== Entries provided ==
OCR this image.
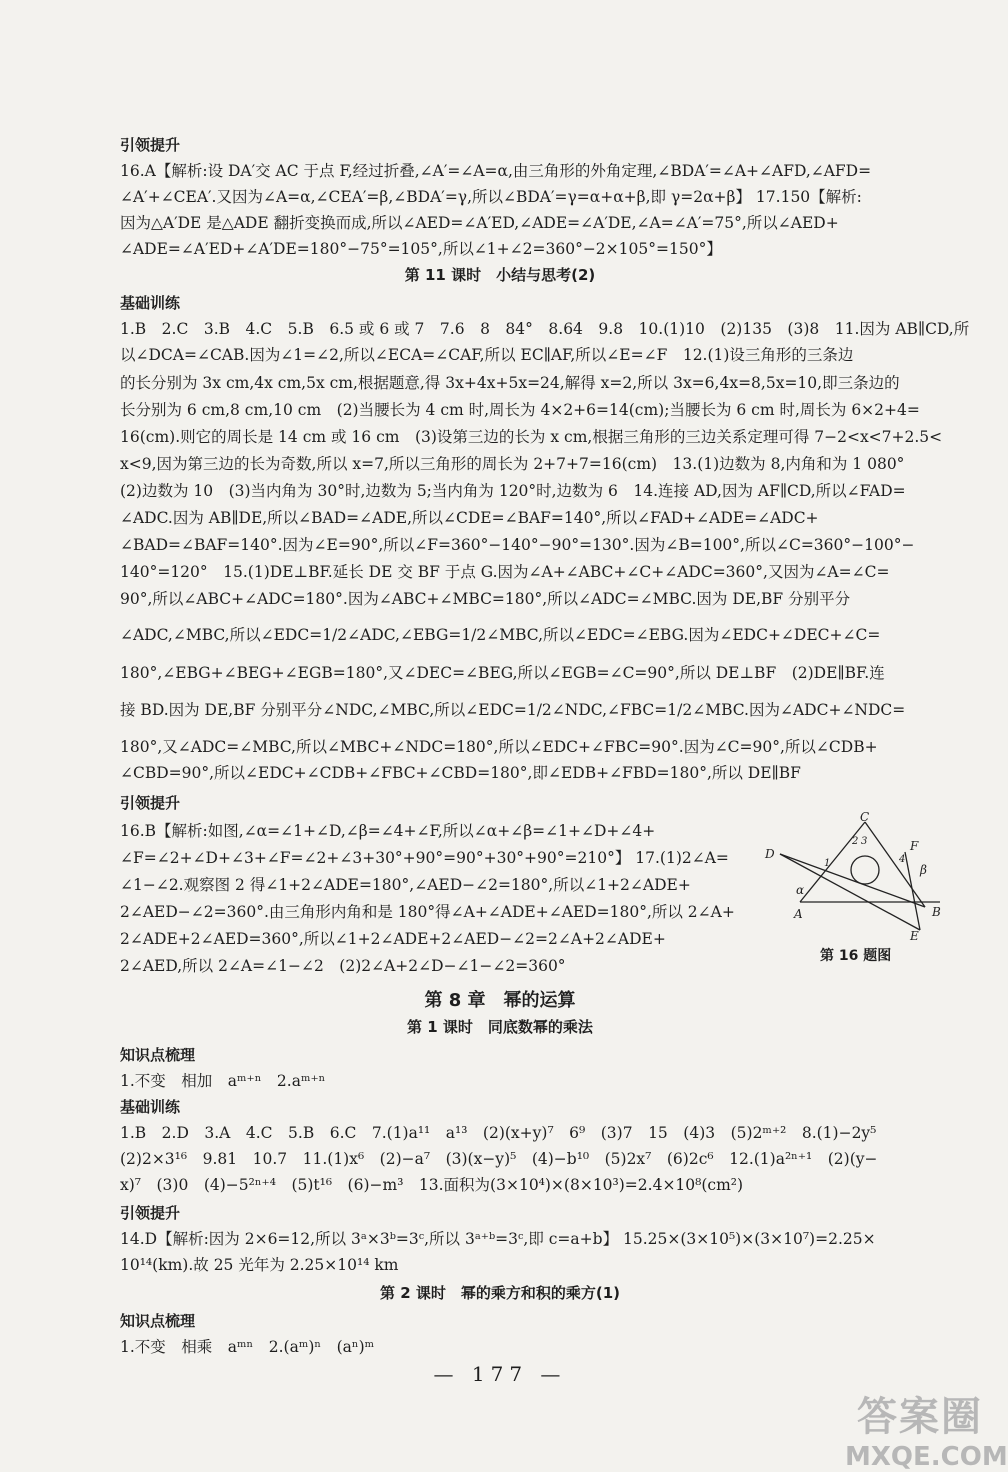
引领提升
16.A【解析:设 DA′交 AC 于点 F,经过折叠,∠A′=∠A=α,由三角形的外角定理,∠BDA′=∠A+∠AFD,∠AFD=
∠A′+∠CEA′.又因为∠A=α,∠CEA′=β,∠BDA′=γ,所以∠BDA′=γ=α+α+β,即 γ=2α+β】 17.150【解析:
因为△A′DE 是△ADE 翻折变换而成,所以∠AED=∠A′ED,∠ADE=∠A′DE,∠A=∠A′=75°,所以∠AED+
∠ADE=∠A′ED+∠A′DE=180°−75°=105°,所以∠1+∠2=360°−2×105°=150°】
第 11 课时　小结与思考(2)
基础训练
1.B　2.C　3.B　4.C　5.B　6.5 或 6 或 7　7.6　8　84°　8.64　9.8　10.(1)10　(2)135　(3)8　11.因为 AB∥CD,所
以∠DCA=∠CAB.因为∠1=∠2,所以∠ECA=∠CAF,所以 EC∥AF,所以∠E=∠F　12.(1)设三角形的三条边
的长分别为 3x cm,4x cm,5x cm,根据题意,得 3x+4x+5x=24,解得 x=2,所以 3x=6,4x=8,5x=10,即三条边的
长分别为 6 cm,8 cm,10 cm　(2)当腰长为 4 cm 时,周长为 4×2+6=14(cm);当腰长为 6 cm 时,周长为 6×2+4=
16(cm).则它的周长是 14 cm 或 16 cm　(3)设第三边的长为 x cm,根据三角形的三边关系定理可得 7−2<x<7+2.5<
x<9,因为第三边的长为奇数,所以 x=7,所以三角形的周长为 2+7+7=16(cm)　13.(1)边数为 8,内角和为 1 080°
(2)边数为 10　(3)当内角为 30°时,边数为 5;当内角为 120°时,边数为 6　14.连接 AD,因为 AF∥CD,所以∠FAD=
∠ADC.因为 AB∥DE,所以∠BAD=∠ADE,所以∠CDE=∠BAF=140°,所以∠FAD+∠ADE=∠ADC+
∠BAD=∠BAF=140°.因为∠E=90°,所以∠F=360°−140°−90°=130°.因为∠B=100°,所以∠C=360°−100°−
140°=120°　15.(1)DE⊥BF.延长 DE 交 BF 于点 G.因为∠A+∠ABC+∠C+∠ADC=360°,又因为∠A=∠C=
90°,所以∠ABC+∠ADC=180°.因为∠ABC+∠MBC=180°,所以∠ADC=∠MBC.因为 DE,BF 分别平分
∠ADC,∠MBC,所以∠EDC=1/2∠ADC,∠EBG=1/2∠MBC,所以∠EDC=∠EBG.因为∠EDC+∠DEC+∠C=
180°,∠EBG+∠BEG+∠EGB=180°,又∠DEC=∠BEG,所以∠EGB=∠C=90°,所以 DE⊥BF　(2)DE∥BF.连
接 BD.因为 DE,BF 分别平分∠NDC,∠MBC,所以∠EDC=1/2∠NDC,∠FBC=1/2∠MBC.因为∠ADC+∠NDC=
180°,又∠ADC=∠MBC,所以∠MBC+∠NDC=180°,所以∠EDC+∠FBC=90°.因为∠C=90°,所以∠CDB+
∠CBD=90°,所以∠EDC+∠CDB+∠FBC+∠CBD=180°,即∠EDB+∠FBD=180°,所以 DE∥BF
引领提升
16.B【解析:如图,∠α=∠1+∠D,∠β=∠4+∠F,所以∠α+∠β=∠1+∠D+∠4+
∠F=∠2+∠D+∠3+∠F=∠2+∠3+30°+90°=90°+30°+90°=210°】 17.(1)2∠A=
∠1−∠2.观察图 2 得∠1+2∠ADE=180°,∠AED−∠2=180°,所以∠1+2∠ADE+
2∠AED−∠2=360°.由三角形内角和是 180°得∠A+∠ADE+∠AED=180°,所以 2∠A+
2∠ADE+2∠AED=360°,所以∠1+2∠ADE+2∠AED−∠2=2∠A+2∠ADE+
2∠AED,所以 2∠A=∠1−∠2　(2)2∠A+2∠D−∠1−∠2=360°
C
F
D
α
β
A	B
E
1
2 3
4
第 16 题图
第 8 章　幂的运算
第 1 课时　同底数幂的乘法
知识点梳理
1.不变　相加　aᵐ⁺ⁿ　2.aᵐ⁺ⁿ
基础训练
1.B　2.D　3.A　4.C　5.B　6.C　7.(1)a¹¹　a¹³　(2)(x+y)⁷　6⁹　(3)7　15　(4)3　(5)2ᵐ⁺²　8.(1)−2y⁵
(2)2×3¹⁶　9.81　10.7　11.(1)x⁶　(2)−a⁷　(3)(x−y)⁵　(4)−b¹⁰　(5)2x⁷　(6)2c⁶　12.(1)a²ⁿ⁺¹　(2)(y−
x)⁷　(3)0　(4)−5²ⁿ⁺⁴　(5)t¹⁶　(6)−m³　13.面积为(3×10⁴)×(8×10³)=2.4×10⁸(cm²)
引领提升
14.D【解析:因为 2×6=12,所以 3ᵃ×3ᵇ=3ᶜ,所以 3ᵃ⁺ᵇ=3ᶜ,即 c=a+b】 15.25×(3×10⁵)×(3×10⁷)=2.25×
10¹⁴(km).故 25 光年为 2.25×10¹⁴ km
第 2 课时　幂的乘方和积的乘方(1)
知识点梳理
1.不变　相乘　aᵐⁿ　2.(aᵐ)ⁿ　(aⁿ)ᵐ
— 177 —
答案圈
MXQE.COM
===
== What to work on ==
Pick out each line that holds the string "分别平分".

== Task response ==
90°,所以∠ABC+∠ADC=180°.因为∠ABC+∠MBC=180°,所以∠ADC=∠MBC.因为 DE,BF 分别平分
接 BD.因为 DE,BF 分别平分∠NDC,∠MBC,所以∠EDC=1/2∠NDC,∠FBC=1/2∠MBC.因为∠ADC+∠NDC=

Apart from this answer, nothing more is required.